Avresti scoperto i Pixies prima se solo avessi scelto la spilla dei Sex Pistols al posto di quella degli AC/DC…
Eh già, sì… Comunque, io e il mio amico, che fino a pochi giorni prima manco sapevamo dell’esistenza dei Pixies, riusciamo a trovare i biglietti per il National Stadium. Ci sono le sedie, noi siamo in quarta fila, siamo vicinissimi, non ci possiamo credere. I Pixies attaccano a suonare un pezzo di Doolittle e tutte le sedie che il promoter sbagliando aveva piazzato iniziano a volare per aria. Porca troia, ci piovono sedie di acciaio sulla testa… Quella è stata la mia introduzione al punk-rock. Da quella sera, mi si è aperto un altro mondo.

Foto: Stephan Vanfleteren

Un altro concerto memorabile?

■ **Obiettivo a**
Riproduci tutte le righe dei record, dalla prima all'ultima, senza alcuna modifica.
Il testo e i record non hanno alcun legame tra loro.

■ **Insieme dei record**

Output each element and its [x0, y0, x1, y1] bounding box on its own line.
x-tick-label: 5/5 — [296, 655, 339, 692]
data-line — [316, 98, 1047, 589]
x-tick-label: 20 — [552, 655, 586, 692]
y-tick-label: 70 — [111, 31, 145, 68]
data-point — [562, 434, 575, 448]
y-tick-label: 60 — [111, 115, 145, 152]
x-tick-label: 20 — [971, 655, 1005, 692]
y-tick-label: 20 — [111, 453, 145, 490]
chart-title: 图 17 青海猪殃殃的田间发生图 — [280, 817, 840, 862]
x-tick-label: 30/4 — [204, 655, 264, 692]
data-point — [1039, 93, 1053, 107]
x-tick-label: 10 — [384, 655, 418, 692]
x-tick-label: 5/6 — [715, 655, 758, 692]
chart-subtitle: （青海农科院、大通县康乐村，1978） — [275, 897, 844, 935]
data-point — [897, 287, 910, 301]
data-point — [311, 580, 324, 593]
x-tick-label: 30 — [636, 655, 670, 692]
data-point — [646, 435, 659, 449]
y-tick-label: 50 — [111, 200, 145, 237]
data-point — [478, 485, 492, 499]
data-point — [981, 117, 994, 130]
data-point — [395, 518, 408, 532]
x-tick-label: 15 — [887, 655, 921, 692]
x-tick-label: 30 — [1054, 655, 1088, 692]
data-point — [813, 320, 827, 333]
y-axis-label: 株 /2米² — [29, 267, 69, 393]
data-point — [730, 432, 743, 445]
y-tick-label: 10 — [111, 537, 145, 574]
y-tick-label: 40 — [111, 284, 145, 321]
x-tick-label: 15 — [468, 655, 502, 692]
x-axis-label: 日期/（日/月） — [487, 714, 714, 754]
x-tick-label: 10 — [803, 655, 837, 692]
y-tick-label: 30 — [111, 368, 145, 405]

■ **Obiettivo b**
Rispondi a queste domande sul testo fornito:
(i) Per quale luogo chi racconta e il suo amico riescono a trovare i biglietti?
(ii) Di che materiale sono le sedie che piovono sulla testa?
(iii) A chi è attribuita la foto?

■ **Risposta a**
Output each element and its [x0, y0, x1, y1] bounding box on its own line.
x-tick-label: 5/5 — [296, 655, 339, 692]
data-line — [316, 98, 1047, 589]
x-tick-label: 20 — [552, 655, 586, 692]
y-tick-label: 70 — [111, 31, 145, 68]
data-point — [562, 434, 575, 448]
y-tick-label: 60 — [111, 115, 145, 152]
x-tick-label: 20 — [971, 655, 1005, 692]
y-tick-label: 20 — [111, 453, 145, 490]
chart-title: 图 17 青海猪殃殃的田间发生图 — [280, 817, 840, 862]
x-tick-label: 30/4 — [204, 655, 264, 692]
data-point — [1039, 93, 1053, 107]
x-tick-label: 10 — [384, 655, 418, 692]
x-tick-label: 5/6 — [715, 655, 758, 692]
chart-subtitle: （青海农科院、大通县康乐村，1978） — [275, 897, 844, 935]
data-point — [897, 287, 910, 301]
data-point — [311, 580, 324, 593]
x-tick-label: 30 — [636, 655, 670, 692]
data-point — [646, 435, 659, 449]
y-tick-label: 50 — [111, 200, 145, 237]
data-point — [478, 485, 492, 499]
data-point — [981, 117, 994, 130]
data-point — [395, 518, 408, 532]
x-tick-label: 15 — [887, 655, 921, 692]
x-tick-label: 30 — [1054, 655, 1088, 692]
data-point — [813, 320, 827, 333]
y-axis-label: 株 /2米² — [29, 267, 69, 393]
data-point — [730, 432, 743, 445]
y-tick-label: 10 — [111, 537, 145, 574]
y-tick-label: 40 — [111, 284, 145, 321]
x-tick-label: 15 — [468, 655, 502, 692]
x-axis-label: 日期/（日/月） — [487, 714, 714, 754]
x-tick-label: 10 — [803, 655, 837, 692]
y-tick-label: 30 — [111, 368, 145, 405]

■ **Risposta b**
(i) Il National Stadium.
(ii) Di acciaio.
(iii) A Stephan Vanfleteren.